Items from a data source
--------

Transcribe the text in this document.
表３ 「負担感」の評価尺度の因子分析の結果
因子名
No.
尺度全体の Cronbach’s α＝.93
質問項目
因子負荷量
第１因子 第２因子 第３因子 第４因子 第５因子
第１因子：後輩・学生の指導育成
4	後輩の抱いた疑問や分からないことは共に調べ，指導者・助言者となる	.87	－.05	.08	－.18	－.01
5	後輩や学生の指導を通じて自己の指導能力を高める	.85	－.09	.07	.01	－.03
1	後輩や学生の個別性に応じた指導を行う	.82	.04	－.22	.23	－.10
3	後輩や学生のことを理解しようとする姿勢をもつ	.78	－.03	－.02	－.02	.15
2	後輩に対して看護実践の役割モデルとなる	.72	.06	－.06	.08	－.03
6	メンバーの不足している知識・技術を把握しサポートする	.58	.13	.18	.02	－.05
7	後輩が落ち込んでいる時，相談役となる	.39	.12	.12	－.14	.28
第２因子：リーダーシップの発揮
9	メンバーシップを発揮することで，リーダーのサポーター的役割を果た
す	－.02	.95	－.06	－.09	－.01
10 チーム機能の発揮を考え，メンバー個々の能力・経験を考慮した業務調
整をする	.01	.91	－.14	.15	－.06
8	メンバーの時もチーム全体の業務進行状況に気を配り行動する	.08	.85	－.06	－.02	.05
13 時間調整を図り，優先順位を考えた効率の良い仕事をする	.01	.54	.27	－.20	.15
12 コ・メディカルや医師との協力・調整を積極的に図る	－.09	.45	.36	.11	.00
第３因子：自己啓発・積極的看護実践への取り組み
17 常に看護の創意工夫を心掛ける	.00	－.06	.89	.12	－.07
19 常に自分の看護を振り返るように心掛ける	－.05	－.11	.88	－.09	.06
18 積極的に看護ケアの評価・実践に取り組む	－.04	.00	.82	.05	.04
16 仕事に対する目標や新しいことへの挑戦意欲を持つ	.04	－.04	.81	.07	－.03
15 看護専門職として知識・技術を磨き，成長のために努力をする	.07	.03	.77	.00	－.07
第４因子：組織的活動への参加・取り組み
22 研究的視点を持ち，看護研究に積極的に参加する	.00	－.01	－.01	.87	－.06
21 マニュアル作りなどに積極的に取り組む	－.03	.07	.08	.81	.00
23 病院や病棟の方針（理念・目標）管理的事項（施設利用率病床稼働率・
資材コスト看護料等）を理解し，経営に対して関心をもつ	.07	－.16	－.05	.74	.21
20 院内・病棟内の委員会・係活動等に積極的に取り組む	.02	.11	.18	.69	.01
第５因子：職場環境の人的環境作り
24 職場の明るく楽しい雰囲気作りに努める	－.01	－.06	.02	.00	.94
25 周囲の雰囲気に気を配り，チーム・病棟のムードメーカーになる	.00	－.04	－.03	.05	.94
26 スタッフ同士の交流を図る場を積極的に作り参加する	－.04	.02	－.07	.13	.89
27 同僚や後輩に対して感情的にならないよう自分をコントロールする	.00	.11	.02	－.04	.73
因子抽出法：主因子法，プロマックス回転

--------

Task directions: Return all of the above records exactly, leaving no line out.

Result of this exercise:
Transcribe the text in this document.
表３ 「負担感」の評価尺度の因子分析の結果
因子名
No.
尺度全体の Cronbach’s α＝.93
質問項目
因子負荷量
第１因子 第２因子 第３因子 第４因子 第５因子
第１因子：後輩・学生の指導育成
4	後輩の抱いた疑問や分からないことは共に調べ，指導者・助言者となる	.87	－.05	.08	－.18	－.01
5	後輩や学生の指導を通じて自己の指導能力を高める	.85	－.09	.07	.01	－.03
1	後輩や学生の個別性に応じた指導を行う	.82	.04	－.22	.23	－.10
3	後輩や学生のことを理解しようとする姿勢をもつ	.78	－.03	－.02	－.02	.15
2	後輩に対して看護実践の役割モデルとなる	.72	.06	－.06	.08	－.03
6	メンバーの不足している知識・技術を把握しサポートする	.58	.13	.18	.02	－.05
7	後輩が落ち込んでいる時，相談役となる	.39	.12	.12	－.14	.28
第２因子：リーダーシップの発揮
9	メンバーシップを発揮することで，リーダーのサポーター的役割を果た
す	－.02	.95	－.06	－.09	－.01
10 チーム機能の発揮を考え，メンバー個々の能力・経験を考慮した業務調
整をする	.01	.91	－.14	.15	－.06
8	メンバーの時もチーム全体の業務進行状況に気を配り行動する	.08	.85	－.06	－.02	.05
13 時間調整を図り，優先順位を考えた効率の良い仕事をする	.01	.54	.27	－.20	.15
12 コ・メディカルや医師との協力・調整を積極的に図る	－.09	.45	.36	.11	.00
第３因子：自己啓発・積極的看護実践への取り組み
17 常に看護の創意工夫を心掛ける	.00	－.06	.89	.12	－.07
19 常に自分の看護を振り返るように心掛ける	－.05	－.11	.88	－.09	.06
18 積極的に看護ケアの評価・実践に取り組む	－.04	.00	.82	.05	.04
16 仕事に対する目標や新しいことへの挑戦意欲を持つ	.04	－.04	.81	.07	－.03
15 看護専門職として知識・技術を磨き，成長のために努力をする	.07	.03	.77	.00	－.07
第４因子：組織的活動への参加・取り組み
22 研究的視点を持ち，看護研究に積極的に参加する	.00	－.01	－.01	.87	－.06
21 マニュアル作りなどに積極的に取り組む	－.03	.07	.08	.81	.00
23 病院や病棟の方針（理念・目標）管理的事項（施設利用率病床稼働率・
資材コスト看護料等）を理解し，経営に対して関心をもつ	.07	－.16	－.05	.74	.21
20 院内・病棟内の委員会・係活動等に積極的に取り組む	.02	.11	.18	.69	.01
第５因子：職場環境の人的環境作り
24 職場の明るく楽しい雰囲気作りに努める	－.01	－.06	.02	.00	.94
25 周囲の雰囲気に気を配り，チーム・病棟のムードメーカーになる	.00	－.04	－.03	.05	.94
26 スタッフ同士の交流を図る場を積極的に作り参加する	－.04	.02	－.07	.13	.89
27 同僚や後輩に対して感情的にならないよう自分をコントロールする	.00	.11	.02	－.04	.73
因子抽出法：主因子法，プロマックス回転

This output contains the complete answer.